- Stored data -
________________
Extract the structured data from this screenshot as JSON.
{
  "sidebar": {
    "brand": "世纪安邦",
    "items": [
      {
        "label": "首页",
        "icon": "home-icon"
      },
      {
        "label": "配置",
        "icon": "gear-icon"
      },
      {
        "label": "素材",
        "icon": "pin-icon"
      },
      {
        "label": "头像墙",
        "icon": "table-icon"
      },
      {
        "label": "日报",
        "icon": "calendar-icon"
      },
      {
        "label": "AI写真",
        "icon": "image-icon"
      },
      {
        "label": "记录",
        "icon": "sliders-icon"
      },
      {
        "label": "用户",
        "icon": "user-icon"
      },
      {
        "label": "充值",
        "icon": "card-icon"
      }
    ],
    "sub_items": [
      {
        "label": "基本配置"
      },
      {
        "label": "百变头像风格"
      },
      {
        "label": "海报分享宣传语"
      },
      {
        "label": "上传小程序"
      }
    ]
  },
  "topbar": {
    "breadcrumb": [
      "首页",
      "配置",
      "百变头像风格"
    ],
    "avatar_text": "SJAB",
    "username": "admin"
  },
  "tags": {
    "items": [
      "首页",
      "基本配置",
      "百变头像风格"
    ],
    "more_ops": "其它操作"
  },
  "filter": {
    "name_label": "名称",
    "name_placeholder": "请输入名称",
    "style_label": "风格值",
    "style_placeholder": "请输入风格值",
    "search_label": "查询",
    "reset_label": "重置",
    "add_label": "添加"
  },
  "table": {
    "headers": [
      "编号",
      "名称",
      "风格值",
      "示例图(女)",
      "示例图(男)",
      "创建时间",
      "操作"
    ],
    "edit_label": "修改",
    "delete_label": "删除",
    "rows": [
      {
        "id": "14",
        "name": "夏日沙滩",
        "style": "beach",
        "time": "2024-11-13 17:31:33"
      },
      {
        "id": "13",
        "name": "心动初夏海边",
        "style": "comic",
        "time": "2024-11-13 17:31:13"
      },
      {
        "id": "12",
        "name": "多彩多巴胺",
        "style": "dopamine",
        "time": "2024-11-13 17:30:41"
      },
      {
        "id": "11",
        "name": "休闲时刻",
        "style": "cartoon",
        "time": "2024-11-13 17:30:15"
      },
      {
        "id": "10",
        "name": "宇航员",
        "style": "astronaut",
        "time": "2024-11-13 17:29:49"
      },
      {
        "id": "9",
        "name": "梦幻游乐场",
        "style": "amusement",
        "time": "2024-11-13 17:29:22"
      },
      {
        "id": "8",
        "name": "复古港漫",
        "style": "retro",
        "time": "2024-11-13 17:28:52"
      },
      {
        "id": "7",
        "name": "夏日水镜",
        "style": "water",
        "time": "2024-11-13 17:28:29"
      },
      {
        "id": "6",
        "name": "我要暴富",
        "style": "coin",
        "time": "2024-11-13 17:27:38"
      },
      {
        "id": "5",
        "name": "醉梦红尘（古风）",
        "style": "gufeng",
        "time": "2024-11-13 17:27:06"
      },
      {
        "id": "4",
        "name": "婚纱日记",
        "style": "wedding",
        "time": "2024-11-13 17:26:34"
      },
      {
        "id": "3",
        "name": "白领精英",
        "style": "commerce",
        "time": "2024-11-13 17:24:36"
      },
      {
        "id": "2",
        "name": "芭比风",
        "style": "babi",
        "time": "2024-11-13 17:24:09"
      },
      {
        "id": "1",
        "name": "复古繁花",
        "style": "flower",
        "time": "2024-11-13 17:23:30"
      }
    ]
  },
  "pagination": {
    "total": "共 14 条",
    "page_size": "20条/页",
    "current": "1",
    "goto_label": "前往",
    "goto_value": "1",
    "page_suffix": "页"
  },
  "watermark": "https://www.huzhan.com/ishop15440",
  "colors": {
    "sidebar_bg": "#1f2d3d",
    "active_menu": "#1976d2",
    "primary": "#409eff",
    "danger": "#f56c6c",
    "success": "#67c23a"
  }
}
________________
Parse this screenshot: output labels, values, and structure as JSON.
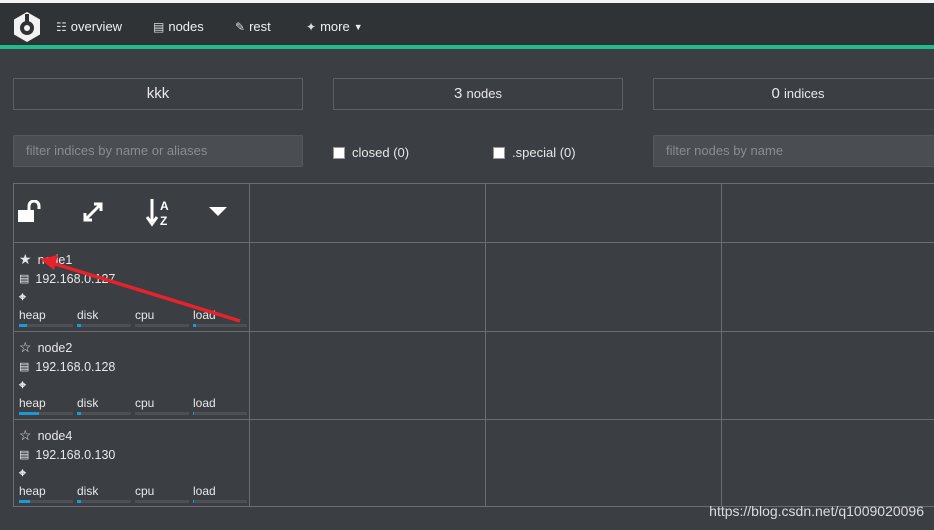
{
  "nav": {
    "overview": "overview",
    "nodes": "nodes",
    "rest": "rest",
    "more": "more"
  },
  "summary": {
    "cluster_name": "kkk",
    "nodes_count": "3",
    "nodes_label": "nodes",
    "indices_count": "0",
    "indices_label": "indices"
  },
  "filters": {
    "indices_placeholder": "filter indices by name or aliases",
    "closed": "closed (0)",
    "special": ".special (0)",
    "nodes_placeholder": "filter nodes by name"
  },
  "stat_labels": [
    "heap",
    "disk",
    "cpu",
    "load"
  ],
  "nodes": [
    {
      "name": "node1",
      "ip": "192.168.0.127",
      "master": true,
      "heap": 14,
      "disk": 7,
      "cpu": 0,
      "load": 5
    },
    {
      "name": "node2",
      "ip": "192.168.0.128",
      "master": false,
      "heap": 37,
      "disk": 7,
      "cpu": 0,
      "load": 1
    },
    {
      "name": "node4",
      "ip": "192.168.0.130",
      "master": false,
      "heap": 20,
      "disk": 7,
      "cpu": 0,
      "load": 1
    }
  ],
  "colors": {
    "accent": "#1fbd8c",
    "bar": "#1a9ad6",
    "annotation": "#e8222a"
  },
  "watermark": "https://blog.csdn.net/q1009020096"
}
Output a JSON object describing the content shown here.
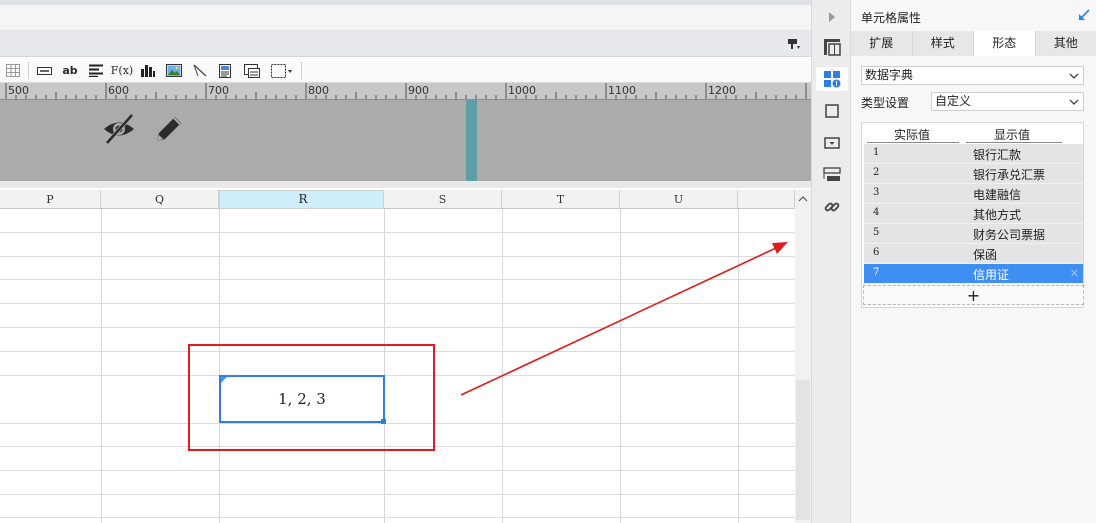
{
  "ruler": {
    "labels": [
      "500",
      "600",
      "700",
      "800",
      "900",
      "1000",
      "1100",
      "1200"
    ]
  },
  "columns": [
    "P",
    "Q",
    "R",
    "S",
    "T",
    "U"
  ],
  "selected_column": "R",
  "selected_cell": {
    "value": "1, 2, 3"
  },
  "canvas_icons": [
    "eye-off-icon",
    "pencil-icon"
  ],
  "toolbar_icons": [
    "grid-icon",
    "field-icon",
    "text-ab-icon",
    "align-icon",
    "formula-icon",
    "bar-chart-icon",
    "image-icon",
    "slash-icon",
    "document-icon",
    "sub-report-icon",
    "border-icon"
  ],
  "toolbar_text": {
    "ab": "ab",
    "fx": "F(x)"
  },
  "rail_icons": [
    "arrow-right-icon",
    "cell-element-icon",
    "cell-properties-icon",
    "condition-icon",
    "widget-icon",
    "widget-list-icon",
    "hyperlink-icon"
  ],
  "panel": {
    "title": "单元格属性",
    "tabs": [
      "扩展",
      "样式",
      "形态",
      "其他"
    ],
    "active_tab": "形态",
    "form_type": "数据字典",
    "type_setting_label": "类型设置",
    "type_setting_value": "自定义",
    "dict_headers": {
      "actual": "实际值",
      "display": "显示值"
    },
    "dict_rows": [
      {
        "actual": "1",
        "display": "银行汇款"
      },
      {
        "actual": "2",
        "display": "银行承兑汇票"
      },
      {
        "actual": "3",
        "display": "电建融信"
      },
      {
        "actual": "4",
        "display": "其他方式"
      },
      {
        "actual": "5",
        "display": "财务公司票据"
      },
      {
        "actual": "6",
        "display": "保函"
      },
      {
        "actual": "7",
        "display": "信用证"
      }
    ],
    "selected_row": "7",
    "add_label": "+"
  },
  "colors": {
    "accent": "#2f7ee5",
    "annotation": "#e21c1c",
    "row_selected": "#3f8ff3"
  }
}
________________
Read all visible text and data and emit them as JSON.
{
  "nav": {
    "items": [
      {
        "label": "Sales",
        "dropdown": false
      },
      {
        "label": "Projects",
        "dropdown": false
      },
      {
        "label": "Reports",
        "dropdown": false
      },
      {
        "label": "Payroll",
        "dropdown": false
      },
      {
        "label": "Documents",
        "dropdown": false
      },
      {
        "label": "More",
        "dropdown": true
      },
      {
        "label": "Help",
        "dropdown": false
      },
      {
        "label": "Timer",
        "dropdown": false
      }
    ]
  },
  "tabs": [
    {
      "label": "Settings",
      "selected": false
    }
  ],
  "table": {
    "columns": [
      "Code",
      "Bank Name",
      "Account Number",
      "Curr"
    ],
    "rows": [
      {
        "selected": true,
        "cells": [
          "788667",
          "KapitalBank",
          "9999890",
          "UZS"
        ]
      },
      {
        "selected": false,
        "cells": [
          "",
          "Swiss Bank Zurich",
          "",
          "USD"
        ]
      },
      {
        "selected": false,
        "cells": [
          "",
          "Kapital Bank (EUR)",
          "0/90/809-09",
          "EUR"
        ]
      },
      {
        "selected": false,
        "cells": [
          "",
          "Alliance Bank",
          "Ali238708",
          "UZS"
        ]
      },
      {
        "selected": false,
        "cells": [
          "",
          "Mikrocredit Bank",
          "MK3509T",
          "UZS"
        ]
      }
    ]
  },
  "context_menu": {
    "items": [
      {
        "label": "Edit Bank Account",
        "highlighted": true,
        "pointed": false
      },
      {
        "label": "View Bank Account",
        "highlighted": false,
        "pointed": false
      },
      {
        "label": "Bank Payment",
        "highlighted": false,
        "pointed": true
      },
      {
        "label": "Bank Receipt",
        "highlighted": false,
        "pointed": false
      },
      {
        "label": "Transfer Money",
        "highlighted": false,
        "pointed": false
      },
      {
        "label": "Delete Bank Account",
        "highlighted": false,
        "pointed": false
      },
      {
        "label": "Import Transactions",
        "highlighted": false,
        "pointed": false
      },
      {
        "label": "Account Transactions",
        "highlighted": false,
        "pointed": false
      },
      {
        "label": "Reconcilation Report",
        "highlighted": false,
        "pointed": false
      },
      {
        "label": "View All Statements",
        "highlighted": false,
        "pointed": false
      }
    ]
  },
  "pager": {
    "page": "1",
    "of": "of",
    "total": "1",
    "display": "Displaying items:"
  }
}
________________
- Task -
From the data, pick out every line that includes "this".

- Full response -
Extract the structured data from this screenshot as JSON.
Parse this screenshot: output labels, values, and structure as JSON.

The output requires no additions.